> _Exercise directions_: Report how many lines in the records hold the string "color"; give the number and nothing else.

++++++

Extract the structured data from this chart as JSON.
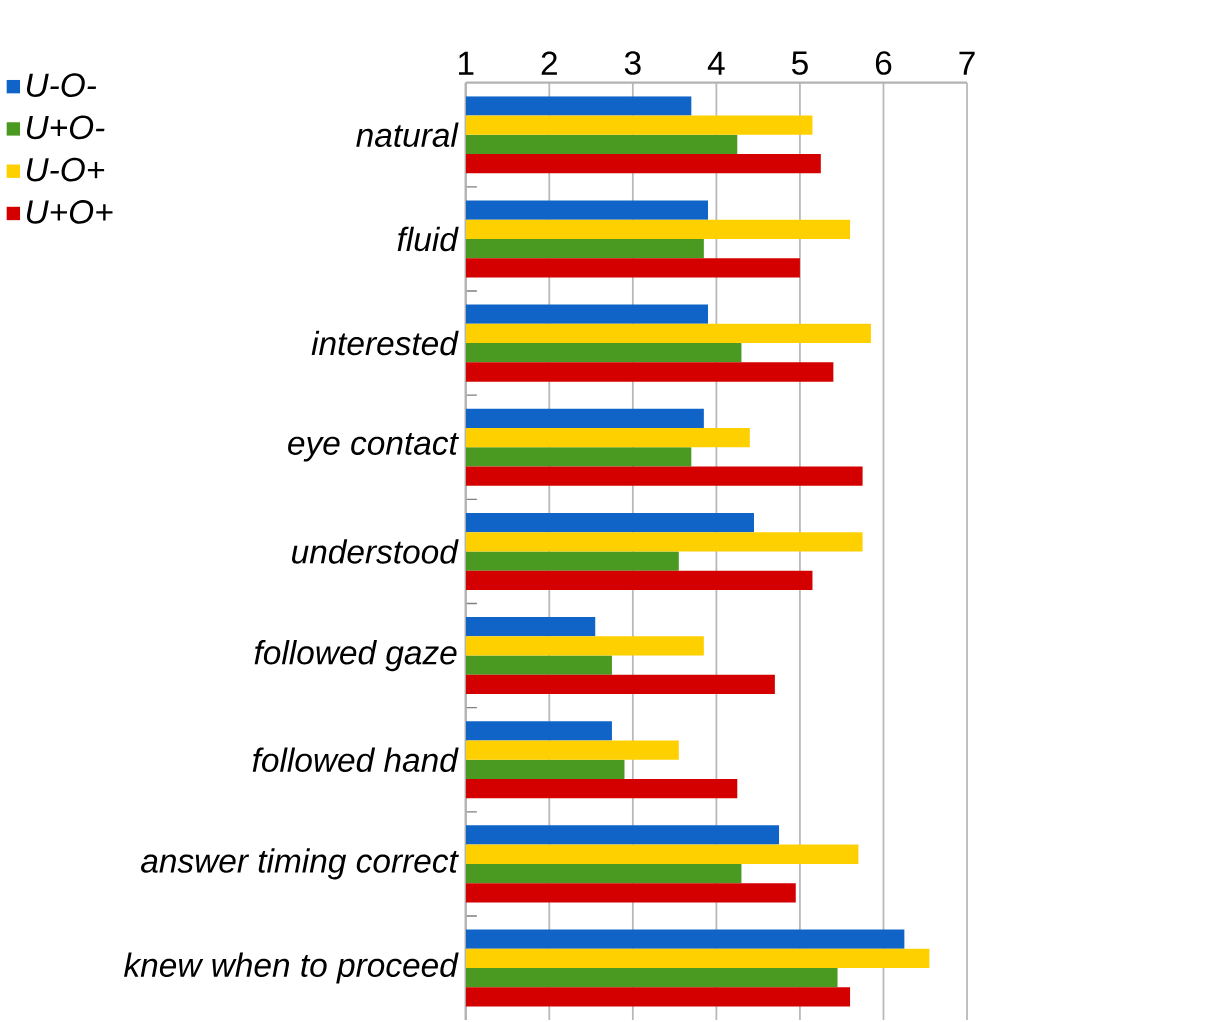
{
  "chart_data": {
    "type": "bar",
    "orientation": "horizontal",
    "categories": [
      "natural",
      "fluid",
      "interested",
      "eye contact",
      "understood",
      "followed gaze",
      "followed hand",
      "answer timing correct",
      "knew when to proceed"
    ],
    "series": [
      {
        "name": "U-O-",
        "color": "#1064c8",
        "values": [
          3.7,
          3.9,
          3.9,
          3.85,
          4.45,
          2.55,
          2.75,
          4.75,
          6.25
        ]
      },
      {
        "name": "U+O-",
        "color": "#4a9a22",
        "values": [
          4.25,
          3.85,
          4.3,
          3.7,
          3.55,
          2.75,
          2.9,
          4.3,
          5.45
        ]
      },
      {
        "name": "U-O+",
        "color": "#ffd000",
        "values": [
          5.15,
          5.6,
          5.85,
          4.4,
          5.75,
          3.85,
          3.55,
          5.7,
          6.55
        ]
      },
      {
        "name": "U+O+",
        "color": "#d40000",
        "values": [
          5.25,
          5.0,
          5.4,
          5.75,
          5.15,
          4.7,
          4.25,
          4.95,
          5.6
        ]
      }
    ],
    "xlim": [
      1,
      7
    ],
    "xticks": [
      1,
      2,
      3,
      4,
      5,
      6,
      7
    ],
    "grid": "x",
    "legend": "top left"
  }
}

++++++

> _Reply to the task_: 4